## Your task
Identify the lines containing the word "name". Copy each one.

Raw records:
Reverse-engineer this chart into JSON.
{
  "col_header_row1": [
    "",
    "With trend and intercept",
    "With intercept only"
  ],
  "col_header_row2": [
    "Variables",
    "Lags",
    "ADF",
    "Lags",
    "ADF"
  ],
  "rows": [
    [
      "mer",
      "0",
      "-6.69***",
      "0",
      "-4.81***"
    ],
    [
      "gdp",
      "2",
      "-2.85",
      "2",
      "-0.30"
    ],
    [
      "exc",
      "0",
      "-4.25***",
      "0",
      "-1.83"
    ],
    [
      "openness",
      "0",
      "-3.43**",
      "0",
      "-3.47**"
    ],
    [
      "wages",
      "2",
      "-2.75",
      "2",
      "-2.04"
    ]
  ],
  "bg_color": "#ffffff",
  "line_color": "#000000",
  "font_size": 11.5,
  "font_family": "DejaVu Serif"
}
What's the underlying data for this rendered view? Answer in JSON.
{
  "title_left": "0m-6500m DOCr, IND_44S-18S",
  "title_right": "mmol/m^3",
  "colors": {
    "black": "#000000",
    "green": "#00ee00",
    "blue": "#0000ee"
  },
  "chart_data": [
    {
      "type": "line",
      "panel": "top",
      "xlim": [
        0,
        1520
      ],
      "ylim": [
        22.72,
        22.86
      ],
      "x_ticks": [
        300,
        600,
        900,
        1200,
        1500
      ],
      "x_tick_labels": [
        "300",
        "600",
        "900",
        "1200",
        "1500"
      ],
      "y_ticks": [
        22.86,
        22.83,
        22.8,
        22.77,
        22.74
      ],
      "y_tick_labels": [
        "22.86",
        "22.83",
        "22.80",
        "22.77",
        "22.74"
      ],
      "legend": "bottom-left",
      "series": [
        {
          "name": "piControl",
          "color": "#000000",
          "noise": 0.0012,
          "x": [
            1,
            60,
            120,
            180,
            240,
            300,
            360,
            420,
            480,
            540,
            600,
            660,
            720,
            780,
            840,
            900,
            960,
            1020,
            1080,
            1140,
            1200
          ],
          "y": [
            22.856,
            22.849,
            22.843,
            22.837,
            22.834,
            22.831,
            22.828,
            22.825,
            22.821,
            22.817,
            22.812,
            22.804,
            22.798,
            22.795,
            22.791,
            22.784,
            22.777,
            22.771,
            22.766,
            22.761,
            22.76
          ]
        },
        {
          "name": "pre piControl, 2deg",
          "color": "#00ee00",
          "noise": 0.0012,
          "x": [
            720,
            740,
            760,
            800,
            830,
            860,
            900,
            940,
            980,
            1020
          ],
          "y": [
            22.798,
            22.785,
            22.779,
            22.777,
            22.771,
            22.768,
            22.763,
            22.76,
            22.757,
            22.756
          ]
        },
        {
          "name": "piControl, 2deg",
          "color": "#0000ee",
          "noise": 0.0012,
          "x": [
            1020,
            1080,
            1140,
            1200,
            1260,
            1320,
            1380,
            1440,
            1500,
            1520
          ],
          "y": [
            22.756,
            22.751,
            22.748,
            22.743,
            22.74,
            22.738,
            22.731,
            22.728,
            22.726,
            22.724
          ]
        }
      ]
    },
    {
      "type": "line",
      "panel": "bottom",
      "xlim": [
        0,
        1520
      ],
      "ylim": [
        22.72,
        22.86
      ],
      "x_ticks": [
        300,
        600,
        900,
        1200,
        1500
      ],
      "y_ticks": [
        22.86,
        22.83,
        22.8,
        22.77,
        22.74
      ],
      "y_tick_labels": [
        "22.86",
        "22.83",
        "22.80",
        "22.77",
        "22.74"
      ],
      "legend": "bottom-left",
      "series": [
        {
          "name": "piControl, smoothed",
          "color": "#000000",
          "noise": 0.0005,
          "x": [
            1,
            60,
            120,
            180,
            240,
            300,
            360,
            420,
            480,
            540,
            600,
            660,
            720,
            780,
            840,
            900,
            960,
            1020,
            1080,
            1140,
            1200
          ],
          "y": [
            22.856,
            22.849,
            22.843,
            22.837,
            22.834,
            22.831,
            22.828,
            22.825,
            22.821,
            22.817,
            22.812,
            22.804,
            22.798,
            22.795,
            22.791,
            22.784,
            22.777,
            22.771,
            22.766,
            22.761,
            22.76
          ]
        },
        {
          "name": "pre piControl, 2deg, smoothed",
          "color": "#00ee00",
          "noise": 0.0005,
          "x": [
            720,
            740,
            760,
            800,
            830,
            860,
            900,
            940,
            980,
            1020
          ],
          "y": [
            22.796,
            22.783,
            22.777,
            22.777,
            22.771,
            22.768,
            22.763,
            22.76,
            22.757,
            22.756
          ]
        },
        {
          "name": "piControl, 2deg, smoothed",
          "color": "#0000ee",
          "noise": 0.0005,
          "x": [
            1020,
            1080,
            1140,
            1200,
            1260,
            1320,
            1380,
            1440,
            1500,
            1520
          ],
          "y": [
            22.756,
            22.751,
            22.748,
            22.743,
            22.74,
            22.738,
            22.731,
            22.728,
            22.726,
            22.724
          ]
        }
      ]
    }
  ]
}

## Solution to this exercise
          "name": "piControl",
          "name": "pre piControl, 2deg",
          "name": "piControl, 2deg",
          "name": "piControl, smoothed",
          "name": "pre piControl, 2deg, smoothed",
          "name": "piControl, 2deg, smoothed",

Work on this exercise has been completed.